WRITTEN EXERCISE
Write out the whole listing exactly as it stands.

MATERIAL SHOWN
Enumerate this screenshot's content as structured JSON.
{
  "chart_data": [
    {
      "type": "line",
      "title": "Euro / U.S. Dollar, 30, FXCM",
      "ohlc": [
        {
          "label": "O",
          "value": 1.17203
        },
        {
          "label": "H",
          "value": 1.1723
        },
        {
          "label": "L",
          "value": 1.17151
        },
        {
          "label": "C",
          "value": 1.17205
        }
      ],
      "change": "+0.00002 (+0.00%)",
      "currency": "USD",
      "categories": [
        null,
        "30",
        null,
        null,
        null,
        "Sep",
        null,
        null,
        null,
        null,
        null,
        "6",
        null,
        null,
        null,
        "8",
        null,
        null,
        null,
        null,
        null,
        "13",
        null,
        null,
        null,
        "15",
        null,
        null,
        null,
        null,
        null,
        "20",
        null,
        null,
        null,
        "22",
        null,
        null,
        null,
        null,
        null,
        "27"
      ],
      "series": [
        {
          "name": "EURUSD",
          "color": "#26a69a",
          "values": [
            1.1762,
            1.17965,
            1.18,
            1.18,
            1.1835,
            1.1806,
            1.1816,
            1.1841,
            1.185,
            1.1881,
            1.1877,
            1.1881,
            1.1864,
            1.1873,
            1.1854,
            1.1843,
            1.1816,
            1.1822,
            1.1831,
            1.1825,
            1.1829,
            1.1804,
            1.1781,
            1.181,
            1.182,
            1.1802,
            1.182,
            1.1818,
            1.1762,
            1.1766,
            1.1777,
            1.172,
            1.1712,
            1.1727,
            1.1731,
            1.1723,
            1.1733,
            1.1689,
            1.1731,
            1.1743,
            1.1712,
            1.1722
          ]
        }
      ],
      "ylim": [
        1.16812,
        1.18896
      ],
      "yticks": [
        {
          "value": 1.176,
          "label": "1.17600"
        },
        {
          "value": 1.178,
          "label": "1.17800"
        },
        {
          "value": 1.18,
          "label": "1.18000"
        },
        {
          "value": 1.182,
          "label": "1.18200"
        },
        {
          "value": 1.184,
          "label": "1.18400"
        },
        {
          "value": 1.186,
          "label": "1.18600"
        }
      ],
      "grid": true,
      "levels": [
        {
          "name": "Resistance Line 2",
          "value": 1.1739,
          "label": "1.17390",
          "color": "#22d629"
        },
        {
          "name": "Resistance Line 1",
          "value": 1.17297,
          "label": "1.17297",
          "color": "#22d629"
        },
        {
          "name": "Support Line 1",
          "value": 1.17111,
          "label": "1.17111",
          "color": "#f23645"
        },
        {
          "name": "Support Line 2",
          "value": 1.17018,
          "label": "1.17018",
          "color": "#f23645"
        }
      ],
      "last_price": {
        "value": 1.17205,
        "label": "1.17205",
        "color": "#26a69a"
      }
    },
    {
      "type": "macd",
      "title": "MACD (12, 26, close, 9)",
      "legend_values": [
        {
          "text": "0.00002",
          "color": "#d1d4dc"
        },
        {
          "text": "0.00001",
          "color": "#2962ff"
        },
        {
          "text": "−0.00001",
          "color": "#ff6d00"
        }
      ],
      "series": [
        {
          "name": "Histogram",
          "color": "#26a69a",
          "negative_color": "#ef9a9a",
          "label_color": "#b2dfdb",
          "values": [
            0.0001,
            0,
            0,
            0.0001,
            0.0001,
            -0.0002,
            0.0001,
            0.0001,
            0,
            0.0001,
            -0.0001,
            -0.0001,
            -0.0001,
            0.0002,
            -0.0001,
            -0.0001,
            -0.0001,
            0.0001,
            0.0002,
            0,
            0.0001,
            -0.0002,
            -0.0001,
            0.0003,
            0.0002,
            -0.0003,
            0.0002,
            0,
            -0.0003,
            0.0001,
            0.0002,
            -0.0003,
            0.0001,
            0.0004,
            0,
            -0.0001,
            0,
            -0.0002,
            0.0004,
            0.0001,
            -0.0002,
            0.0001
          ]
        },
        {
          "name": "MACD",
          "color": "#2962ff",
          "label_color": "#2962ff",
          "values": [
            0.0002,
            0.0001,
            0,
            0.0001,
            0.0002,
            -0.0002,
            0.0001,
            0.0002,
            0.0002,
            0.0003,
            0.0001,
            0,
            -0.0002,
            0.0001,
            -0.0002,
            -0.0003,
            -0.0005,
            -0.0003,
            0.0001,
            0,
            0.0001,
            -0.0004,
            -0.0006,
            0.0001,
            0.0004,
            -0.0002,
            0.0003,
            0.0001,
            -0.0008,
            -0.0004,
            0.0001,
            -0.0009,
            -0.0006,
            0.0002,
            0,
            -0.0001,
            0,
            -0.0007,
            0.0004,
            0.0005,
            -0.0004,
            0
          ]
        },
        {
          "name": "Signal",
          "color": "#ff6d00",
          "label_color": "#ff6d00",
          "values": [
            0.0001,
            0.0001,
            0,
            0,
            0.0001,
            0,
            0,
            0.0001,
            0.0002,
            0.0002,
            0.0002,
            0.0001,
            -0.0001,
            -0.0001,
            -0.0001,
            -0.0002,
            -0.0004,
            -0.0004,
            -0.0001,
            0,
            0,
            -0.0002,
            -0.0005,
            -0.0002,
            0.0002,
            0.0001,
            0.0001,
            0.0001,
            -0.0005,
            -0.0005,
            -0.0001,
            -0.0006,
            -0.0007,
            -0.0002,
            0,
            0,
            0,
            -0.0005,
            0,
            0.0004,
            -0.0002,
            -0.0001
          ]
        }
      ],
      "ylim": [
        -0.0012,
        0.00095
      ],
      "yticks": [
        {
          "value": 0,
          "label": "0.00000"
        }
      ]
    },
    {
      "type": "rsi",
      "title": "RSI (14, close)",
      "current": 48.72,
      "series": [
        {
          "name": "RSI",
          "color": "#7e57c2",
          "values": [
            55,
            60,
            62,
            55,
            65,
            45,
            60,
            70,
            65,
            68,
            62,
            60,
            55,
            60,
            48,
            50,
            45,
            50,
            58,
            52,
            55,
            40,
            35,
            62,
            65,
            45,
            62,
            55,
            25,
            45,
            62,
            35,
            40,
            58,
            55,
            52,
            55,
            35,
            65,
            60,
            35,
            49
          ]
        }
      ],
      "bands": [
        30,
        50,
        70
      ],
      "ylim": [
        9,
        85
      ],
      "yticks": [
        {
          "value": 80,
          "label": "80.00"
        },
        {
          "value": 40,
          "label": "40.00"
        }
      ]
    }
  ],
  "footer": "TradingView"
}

REPLY TO THE TASK
Enumerate this screenshot's content as structured JSON.
{
  "chart_data": [
    {
      "type": "line",
      "title": "Euro / U.S. Dollar, 30, FXCM",
      "ohlc": [
        {
          "label": "O",
          "value": 1.17203
        },
        {
          "label": "H",
          "value": 1.1723
        },
        {
          "label": "L",
          "value": 1.17151
        },
        {
          "label": "C",
          "value": 1.17205
        }
      ],
      "change": "+0.00002 (+0.00%)",
      "currency": "USD",
      "categories": [
        null,
        "30",
        null,
        null,
        null,
        "Sep",
        null,
        null,
        null,
        null,
        null,
        "6",
        null,
        null,
        null,
        "8",
        null,
        null,
        null,
        null,
        null,
        "13",
        null,
        null,
        null,
        "15",
        null,
        null,
        null,
        null,
        null,
        "20",
        null,
        null,
        null,
        "22",
        null,
        null,
        null,
        null,
        null,
        "27"
      ],
      "series": [
        {
          "name": "EURUSD",
          "color": "#26a69a",
          "values": [
            1.1762,
            1.17965,
            1.18,
            1.18,
            1.1835,
            1.1806,
            1.1816,
            1.1841,
            1.185,
            1.1881,
            1.1877,
            1.1881,
            1.1864,
            1.1873,
            1.1854,
            1.1843,
            1.1816,
            1.1822,
            1.1831,
            1.1825,
            1.1829,
            1.1804,
            1.1781,
            1.181,
            1.182,
            1.1802,
            1.182,
            1.1818,
            1.1762,
            1.1766,
            1.1777,
            1.172,
            1.1712,
            1.1727,
            1.1731,
            1.1723,
            1.1733,
            1.1689,
            1.1731,
            1.1743,
            1.1712,
            1.1722
          ]
        }
      ],
      "ylim": [
        1.16812,
        1.18896
      ],
      "yticks": [
        {
          "value": 1.176,
          "label": "1.17600"
        },
        {
          "value": 1.178,
          "label": "1.17800"
        },
        {
          "value": 1.18,
          "label": "1.18000"
        },
        {
          "value": 1.182,
          "label": "1.18200"
        },
        {
          "value": 1.184,
          "label": "1.18400"
        },
        {
          "value": 1.186,
          "label": "1.18600"
        }
      ],
      "grid": true,
      "levels": [
        {
          "name": "Resistance Line 2",
          "value": 1.1739,
          "label": "1.17390",
          "color": "#22d629"
        },
        {
          "name": "Resistance Line 1",
          "value": 1.17297,
          "label": "1.17297",
          "color": "#22d629"
        },
        {
          "name": "Support Line 1",
          "value": 1.17111,
          "label": "1.17111",
          "color": "#f23645"
        },
        {
          "name": "Support Line 2",
          "value": 1.17018,
          "label": "1.17018",
          "color": "#f23645"
        }
      ],
      "last_price": {
        "value": 1.17205,
        "label": "1.17205",
        "color": "#26a69a"
      }
    },
    {
      "type": "macd",
      "title": "MACD (12, 26, close, 9)",
      "legend_values": [
        {
          "text": "0.00002",
          "color": "#d1d4dc"
        },
        {
          "text": "0.00001",
          "color": "#2962ff"
        },
        {
          "text": "−0.00001",
          "color": "#ff6d00"
        }
      ],
      "series": [
        {
          "name": "Histogram",
          "color": "#26a69a",
          "negative_color": "#ef9a9a",
          "label_color": "#b2dfdb",
          "values": [
            0.0001,
            0,
            0,
            0.0001,
            0.0001,
            -0.0002,
            0.0001,
            0.0001,
            0,
            0.0001,
            -0.0001,
            -0.0001,
            -0.0001,
            0.0002,
            -0.0001,
            -0.0001,
            -0.0001,
            0.0001,
            0.0002,
            0,
            0.0001,
            -0.0002,
            -0.0001,
            0.0003,
            0.0002,
            -0.0003,
            0.0002,
            0,
            -0.0003,
            0.0001,
            0.0002,
            -0.0003,
            0.0001,
            0.0004,
            0,
            -0.0001,
            0,
            -0.0002,
            0.0004,
            0.0001,
            -0.0002,
            0.0001
          ]
        },
        {
          "name": "MACD",
          "color": "#2962ff",
          "label_color": "#2962ff",
          "values": [
            0.0002,
            0.0001,
            0,
            0.0001,
            0.0002,
            -0.0002,
            0.0001,
            0.0002,
            0.0002,
            0.0003,
            0.0001,
            0,
            -0.0002,
            0.0001,
            -0.0002,
            -0.0003,
            -0.0005,
            -0.0003,
            0.0001,
            0,
            0.0001,
            -0.0004,
            -0.0006,
            0.0001,
            0.0004,
            -0.0002,
            0.0003,
            0.0001,
            -0.0008,
            -0.0004,
            0.0001,
            -0.0009,
            -0.0006,
            0.0002,
            0,
            -0.0001,
            0,
            -0.0007,
            0.0004,
            0.0005,
            -0.0004,
            0
          ]
        },
        {
          "name": "Signal",
          "color": "#ff6d00",
          "label_color": "#ff6d00",
          "values": [
            0.0001,
            0.0001,
            0,
            0,
            0.0001,
            0,
            0,
            0.0001,
            0.0002,
            0.0002,
            0.0002,
            0.0001,
            -0.0001,
            -0.0001,
            -0.0001,
            -0.0002,
            -0.0004,
            -0.0004,
            -0.0001,
            0,
            0,
            -0.0002,
            -0.0005,
            -0.0002,
            0.0002,
            0.0001,
            0.0001,
            0.0001,
            -0.0005,
            -0.0005,
            -0.0001,
            -0.0006,
            -0.0007,
            -0.0002,
            0,
            0,
            0,
            -0.0005,
            0,
            0.0004,
            -0.0002,
            -0.0001
          ]
        }
      ],
      "ylim": [
        -0.0012,
        0.00095
      ],
      "yticks": [
        {
          "value": 0,
          "label": "0.00000"
        }
      ]
    },
    {
      "type": "rsi",
      "title": "RSI (14, close)",
      "current": 48.72,
      "series": [
        {
          "name": "RSI",
          "color": "#7e57c2",
          "values": [
            55,
            60,
            62,
            55,
            65,
            45,
            60,
            70,
            65,
            68,
            62,
            60,
            55,
            60,
            48,
            50,
            45,
            50,
            58,
            52,
            55,
            40,
            35,
            62,
            65,
            45,
            62,
            55,
            25,
            45,
            62,
            35,
            40,
            58,
            55,
            52,
            55,
            35,
            65,
            60,
            35,
            49
          ]
        }
      ],
      "bands": [
        30,
        50,
        70
      ],
      "ylim": [
        9,
        85
      ],
      "yticks": [
        {
          "value": 80,
          "label": "80.00"
        },
        {
          "value": 40,
          "label": "40.00"
        }
      ]
    }
  ],
  "footer": "TradingView"
}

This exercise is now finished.